Problem description:
Copy only those lines which run from the line containing "Read all visible content and emit it as JSON." to the end of the entries below, both inclusive, exactly as written and with no pictures.

Provided records:

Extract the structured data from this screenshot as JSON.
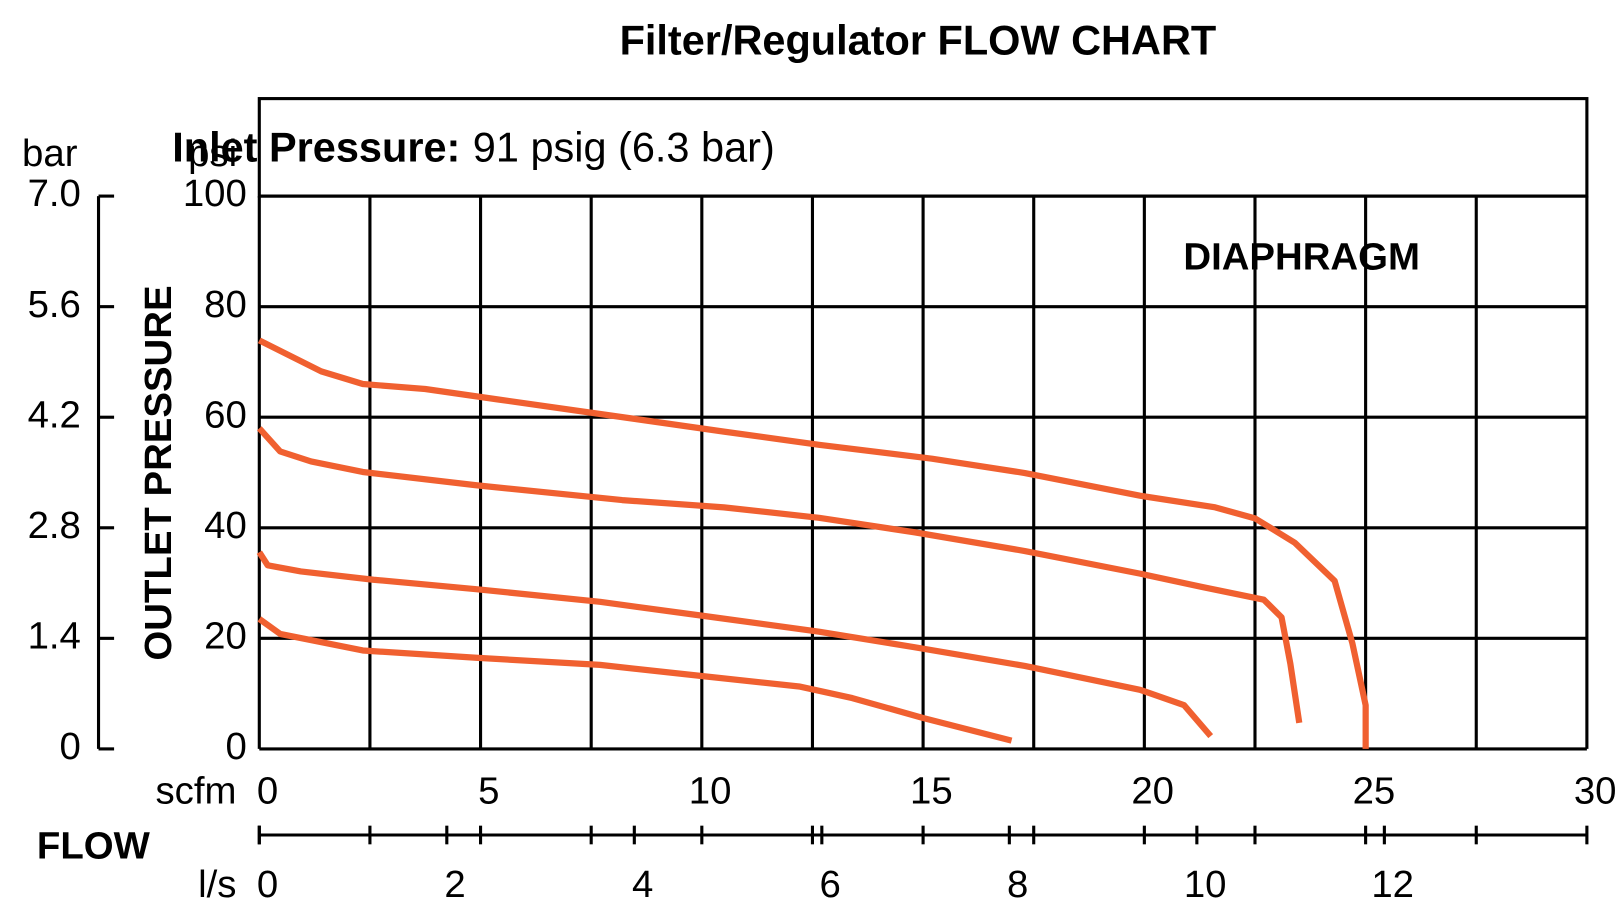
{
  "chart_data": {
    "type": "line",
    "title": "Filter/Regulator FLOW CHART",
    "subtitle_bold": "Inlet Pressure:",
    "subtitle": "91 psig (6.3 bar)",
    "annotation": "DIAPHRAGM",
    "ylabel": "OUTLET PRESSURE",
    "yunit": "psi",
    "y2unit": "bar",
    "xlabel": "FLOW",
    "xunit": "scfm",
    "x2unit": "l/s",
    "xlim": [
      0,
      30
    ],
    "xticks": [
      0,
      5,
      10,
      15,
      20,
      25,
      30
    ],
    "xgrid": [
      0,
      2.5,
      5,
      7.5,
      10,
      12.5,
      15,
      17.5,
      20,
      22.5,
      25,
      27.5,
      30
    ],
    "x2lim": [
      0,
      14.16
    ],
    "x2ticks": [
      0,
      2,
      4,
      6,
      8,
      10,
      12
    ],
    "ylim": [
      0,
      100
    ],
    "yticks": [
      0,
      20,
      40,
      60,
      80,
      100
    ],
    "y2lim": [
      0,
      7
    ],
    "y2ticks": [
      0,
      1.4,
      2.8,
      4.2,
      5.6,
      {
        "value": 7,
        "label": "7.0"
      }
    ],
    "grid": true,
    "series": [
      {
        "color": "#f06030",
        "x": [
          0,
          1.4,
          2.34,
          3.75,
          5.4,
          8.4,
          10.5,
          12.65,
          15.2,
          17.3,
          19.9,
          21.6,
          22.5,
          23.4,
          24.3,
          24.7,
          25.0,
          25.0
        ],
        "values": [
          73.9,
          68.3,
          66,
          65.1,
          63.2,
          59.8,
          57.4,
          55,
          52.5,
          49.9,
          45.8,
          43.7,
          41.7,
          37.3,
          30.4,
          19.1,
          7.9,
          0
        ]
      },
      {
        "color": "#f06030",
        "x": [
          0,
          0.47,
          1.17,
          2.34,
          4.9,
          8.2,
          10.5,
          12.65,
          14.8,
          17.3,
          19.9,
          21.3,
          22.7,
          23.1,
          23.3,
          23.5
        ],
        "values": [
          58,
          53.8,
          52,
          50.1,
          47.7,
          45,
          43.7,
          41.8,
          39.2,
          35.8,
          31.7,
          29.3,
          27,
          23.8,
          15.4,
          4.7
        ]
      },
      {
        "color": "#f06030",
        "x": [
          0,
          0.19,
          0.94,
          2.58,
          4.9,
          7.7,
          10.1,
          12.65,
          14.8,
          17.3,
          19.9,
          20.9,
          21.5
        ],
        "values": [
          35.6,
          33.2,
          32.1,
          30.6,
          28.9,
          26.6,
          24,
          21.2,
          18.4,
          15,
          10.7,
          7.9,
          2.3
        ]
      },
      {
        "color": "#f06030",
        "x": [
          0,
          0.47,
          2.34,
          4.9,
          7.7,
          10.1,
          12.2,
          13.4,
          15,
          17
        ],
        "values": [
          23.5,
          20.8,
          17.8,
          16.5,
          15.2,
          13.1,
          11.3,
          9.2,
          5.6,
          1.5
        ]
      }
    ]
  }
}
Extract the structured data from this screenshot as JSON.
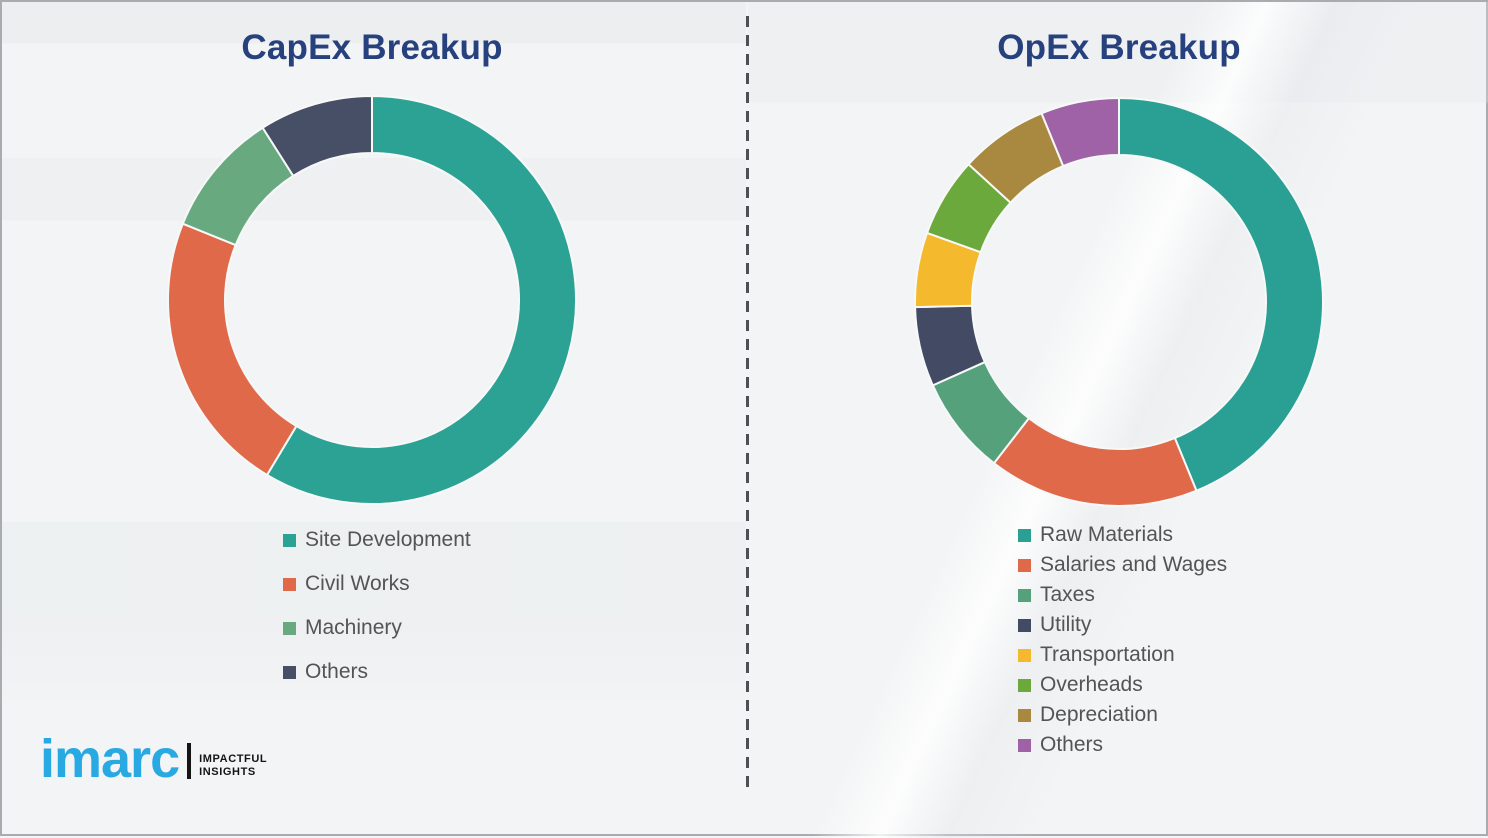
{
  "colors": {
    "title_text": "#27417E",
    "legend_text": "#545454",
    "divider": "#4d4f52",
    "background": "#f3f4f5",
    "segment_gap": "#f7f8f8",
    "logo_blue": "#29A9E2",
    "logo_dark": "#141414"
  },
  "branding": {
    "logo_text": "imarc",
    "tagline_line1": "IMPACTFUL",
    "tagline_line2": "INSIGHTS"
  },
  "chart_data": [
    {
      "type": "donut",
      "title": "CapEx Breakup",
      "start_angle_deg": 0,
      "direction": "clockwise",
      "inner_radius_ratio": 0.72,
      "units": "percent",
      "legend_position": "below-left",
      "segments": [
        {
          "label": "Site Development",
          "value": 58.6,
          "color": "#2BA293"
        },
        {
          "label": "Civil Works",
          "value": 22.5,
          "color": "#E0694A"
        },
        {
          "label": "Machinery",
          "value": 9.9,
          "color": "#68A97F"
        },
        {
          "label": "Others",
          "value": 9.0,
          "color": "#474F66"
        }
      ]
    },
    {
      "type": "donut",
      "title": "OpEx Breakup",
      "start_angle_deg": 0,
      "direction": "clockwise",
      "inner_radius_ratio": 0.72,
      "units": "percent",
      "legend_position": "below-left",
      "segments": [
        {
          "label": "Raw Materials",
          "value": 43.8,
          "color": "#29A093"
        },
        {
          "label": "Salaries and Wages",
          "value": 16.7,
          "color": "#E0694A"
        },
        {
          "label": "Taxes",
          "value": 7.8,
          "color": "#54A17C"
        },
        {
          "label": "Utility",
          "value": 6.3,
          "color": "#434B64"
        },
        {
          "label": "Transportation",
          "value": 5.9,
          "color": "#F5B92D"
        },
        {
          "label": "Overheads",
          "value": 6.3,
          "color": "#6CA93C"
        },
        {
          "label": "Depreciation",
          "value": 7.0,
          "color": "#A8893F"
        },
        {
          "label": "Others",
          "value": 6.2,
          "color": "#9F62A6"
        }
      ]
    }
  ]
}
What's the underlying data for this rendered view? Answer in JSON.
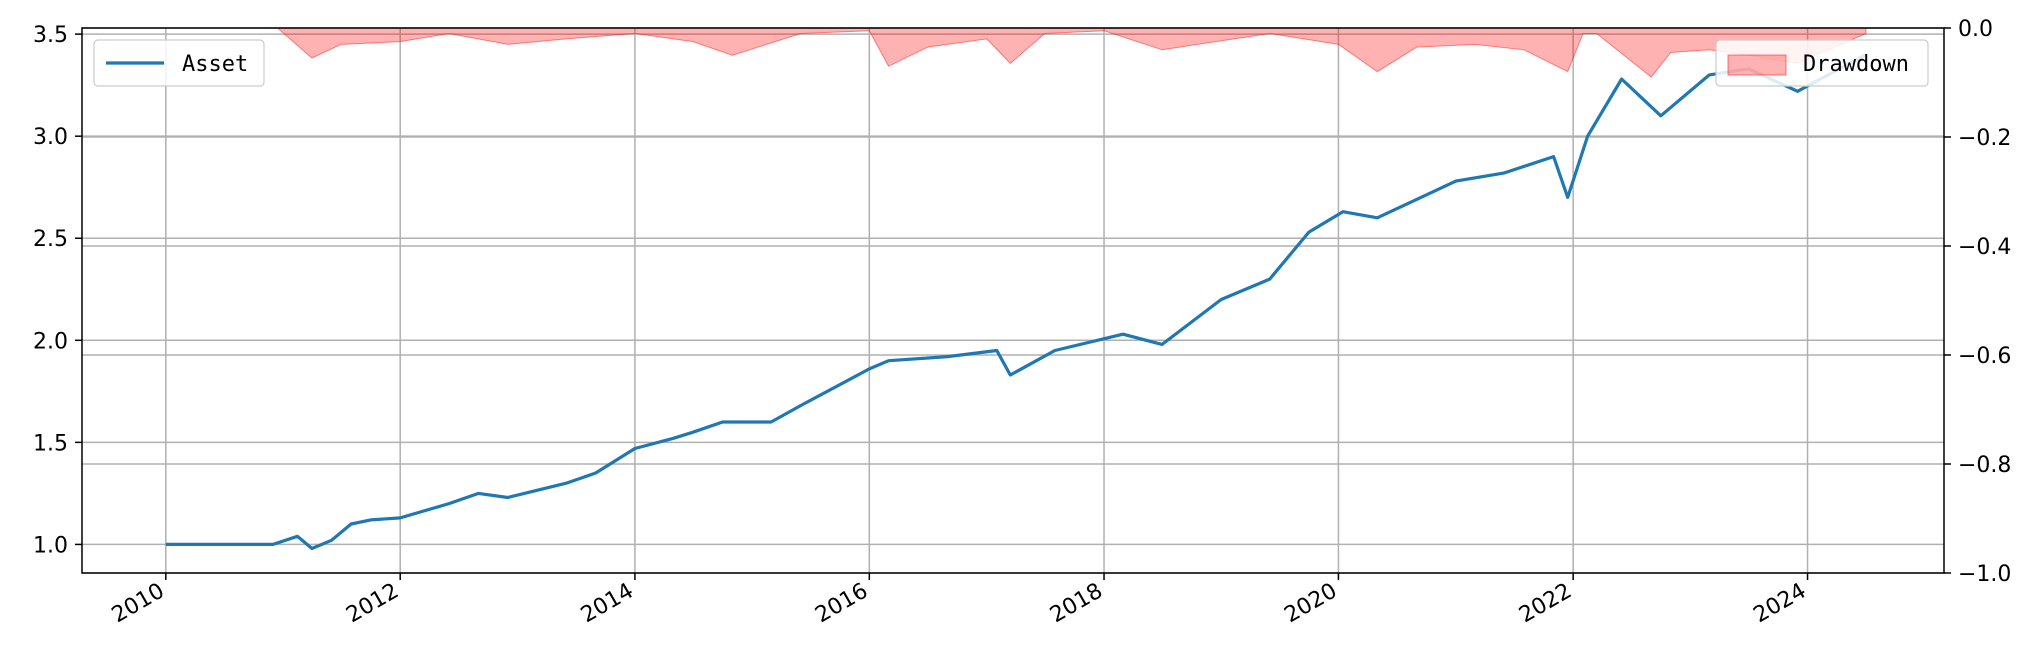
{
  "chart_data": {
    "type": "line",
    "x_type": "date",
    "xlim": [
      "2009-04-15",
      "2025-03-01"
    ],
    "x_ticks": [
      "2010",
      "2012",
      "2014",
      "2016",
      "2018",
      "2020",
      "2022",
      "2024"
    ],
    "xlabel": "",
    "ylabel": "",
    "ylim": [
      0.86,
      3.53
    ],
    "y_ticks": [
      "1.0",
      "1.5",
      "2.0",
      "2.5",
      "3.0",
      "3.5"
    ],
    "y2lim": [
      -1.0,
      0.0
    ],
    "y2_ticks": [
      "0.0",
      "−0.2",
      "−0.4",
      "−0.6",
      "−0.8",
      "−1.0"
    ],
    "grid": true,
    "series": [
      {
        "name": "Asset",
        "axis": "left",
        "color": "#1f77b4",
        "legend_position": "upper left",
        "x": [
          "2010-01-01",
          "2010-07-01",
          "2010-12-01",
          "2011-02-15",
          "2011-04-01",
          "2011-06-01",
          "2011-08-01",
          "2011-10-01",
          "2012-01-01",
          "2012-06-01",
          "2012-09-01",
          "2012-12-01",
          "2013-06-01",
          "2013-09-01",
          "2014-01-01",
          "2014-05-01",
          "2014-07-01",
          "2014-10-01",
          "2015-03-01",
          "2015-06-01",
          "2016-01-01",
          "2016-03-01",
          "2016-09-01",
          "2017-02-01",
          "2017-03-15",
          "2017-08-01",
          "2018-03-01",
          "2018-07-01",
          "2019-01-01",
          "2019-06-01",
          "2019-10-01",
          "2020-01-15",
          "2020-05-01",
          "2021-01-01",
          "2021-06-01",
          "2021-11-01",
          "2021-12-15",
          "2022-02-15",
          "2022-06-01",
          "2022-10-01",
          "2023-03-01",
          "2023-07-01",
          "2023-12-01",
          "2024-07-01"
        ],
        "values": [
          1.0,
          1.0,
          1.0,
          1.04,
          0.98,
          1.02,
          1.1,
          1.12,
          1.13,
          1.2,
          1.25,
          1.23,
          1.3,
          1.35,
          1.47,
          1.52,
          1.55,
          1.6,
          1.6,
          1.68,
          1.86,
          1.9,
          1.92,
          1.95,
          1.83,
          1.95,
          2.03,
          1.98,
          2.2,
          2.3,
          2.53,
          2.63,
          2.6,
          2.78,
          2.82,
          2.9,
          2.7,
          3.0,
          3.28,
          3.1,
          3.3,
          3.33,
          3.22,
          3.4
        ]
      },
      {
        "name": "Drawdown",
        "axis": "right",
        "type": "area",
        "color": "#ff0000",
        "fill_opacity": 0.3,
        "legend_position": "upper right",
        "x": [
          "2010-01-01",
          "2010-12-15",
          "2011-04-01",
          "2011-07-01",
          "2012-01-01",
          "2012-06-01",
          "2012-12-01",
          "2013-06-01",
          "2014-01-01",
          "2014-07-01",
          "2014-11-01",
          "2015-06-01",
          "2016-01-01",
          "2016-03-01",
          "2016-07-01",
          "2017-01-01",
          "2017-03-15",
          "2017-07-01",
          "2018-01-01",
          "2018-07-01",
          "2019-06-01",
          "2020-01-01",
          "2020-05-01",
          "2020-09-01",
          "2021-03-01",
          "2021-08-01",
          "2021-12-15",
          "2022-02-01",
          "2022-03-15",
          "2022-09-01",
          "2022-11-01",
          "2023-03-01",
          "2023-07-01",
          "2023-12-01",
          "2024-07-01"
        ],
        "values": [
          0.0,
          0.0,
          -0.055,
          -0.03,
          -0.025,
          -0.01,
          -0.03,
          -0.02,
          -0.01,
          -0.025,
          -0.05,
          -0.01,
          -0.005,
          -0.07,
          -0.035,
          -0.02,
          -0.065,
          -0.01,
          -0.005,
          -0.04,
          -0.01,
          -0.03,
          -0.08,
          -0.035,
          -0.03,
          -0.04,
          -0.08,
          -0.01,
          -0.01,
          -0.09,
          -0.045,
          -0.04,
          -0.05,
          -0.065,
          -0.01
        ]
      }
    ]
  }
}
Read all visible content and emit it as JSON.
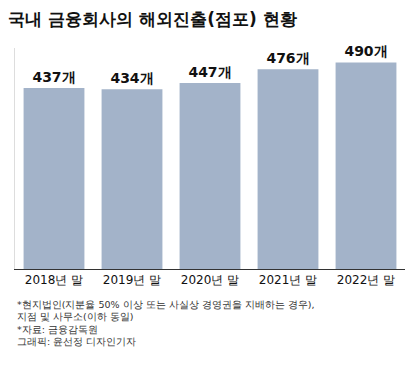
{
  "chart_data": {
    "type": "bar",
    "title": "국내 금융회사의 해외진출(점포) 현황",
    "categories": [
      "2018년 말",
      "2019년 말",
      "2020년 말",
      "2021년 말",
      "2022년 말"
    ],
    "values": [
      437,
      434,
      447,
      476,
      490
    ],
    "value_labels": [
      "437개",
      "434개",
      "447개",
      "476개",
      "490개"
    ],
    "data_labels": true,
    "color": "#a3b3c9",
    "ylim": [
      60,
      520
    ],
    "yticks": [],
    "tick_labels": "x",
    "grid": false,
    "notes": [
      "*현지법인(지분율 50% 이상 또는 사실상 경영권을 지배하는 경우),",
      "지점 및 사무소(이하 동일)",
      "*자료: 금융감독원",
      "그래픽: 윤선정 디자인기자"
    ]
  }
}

Exercise answer:
Read all visible content and emit it as JSON.
{
  "chart_data": {
    "type": "bar",
    "title": "국내 금융회사의 해외진출(점포) 현황",
    "categories": [
      "2018년 말",
      "2019년 말",
      "2020년 말",
      "2021년 말",
      "2022년 말"
    ],
    "values": [
      437,
      434,
      447,
      476,
      490
    ],
    "value_labels": [
      "437개",
      "434개",
      "447개",
      "476개",
      "490개"
    ],
    "data_labels": true,
    "color": "#a3b3c9",
    "ylim": [
      60,
      520
    ],
    "yticks": [],
    "tick_labels": "x",
    "grid": false,
    "notes": [
      "*현지법인(지분율 50% 이상 또는 사실상 경영권을 지배하는 경우),",
      "지점 및 사무소(이하 동일)",
      "*자료: 금융감독원",
      "그래픽: 윤선정 디자인기자"
    ]
  }
}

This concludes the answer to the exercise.